::: Information given :::
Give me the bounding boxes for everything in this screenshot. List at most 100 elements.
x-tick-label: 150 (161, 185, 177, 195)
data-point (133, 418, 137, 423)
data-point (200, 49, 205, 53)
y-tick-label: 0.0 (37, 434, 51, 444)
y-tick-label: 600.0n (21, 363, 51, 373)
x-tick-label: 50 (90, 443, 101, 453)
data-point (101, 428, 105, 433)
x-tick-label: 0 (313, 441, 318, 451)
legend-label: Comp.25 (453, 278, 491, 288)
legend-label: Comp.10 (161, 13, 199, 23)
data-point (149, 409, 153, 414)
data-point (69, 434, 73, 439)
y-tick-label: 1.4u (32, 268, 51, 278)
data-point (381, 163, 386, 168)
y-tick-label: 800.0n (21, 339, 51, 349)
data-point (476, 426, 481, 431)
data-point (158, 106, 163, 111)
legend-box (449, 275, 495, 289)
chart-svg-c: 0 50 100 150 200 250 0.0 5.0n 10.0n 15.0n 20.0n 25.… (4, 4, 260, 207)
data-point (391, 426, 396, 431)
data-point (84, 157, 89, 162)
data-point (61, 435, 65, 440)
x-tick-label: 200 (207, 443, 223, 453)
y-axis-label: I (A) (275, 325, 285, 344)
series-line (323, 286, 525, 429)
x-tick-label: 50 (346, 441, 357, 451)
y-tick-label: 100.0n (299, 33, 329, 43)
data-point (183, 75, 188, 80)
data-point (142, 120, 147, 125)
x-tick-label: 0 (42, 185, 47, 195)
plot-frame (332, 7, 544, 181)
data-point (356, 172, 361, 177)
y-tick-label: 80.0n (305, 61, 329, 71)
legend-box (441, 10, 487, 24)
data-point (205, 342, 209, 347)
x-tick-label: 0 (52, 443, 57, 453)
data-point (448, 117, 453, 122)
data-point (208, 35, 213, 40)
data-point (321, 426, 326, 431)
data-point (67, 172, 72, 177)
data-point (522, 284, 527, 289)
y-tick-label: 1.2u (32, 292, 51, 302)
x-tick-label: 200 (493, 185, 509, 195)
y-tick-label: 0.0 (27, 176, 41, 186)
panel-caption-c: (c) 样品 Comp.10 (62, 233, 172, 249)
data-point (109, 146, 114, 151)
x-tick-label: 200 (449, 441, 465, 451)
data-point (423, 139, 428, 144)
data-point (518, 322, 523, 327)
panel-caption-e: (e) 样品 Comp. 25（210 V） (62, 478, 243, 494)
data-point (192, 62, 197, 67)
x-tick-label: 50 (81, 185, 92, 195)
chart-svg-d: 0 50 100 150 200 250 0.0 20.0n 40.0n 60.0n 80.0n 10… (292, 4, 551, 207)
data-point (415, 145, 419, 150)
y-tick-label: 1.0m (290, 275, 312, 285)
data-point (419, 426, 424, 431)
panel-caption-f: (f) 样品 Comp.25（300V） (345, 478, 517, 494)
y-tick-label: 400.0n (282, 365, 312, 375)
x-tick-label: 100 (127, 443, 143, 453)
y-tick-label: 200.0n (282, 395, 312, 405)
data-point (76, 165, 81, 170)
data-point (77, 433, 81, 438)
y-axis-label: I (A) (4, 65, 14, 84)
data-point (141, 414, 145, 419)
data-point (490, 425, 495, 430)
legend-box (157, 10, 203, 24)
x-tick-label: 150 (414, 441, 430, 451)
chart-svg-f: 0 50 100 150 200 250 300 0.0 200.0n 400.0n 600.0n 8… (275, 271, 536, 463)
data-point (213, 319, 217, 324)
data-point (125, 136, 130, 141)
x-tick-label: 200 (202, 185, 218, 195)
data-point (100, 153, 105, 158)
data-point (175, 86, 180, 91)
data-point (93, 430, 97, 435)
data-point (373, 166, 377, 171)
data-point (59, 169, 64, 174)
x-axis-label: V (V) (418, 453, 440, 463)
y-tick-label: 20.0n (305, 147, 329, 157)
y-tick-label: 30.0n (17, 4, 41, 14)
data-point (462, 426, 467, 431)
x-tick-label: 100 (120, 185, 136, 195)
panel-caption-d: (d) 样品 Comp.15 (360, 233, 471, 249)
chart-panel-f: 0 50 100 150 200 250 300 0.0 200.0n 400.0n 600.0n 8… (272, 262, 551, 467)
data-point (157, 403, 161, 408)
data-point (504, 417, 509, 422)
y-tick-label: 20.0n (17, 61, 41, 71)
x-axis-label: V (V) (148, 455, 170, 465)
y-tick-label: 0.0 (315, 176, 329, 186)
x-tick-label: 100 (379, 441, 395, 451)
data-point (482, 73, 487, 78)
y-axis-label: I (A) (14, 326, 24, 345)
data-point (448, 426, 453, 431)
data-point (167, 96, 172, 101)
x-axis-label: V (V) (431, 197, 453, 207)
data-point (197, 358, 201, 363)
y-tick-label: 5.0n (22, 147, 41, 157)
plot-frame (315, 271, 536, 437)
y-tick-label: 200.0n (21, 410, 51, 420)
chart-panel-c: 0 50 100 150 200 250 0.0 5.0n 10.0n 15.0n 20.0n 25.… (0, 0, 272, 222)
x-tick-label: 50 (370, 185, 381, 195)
:::
→ Task objective
Reproduce the records verbatim, starting at their first line and ending at the line that contains "legend-box (449, 275, 495, 289)", with both of those lines included.

→ Result of the task
Give me the bounding boxes for everything in this screenshot. List at most 100 elements.
x-tick-label: 150 (161, 185, 177, 195)
data-point (133, 418, 137, 423)
data-point (200, 49, 205, 53)
y-tick-label: 0.0 (37, 434, 51, 444)
y-tick-label: 600.0n (21, 363, 51, 373)
x-tick-label: 50 (90, 443, 101, 453)
data-point (101, 428, 105, 433)
x-tick-label: 0 (313, 441, 318, 451)
legend-label: Comp.25 (453, 278, 491, 288)
legend-label: Comp.10 (161, 13, 199, 23)
data-point (149, 409, 153, 414)
data-point (69, 434, 73, 439)
y-tick-label: 1.4u (32, 268, 51, 278)
data-point (381, 163, 386, 168)
y-tick-label: 800.0n (21, 339, 51, 349)
data-point (476, 426, 481, 431)
data-point (158, 106, 163, 111)
legend-box (449, 275, 495, 289)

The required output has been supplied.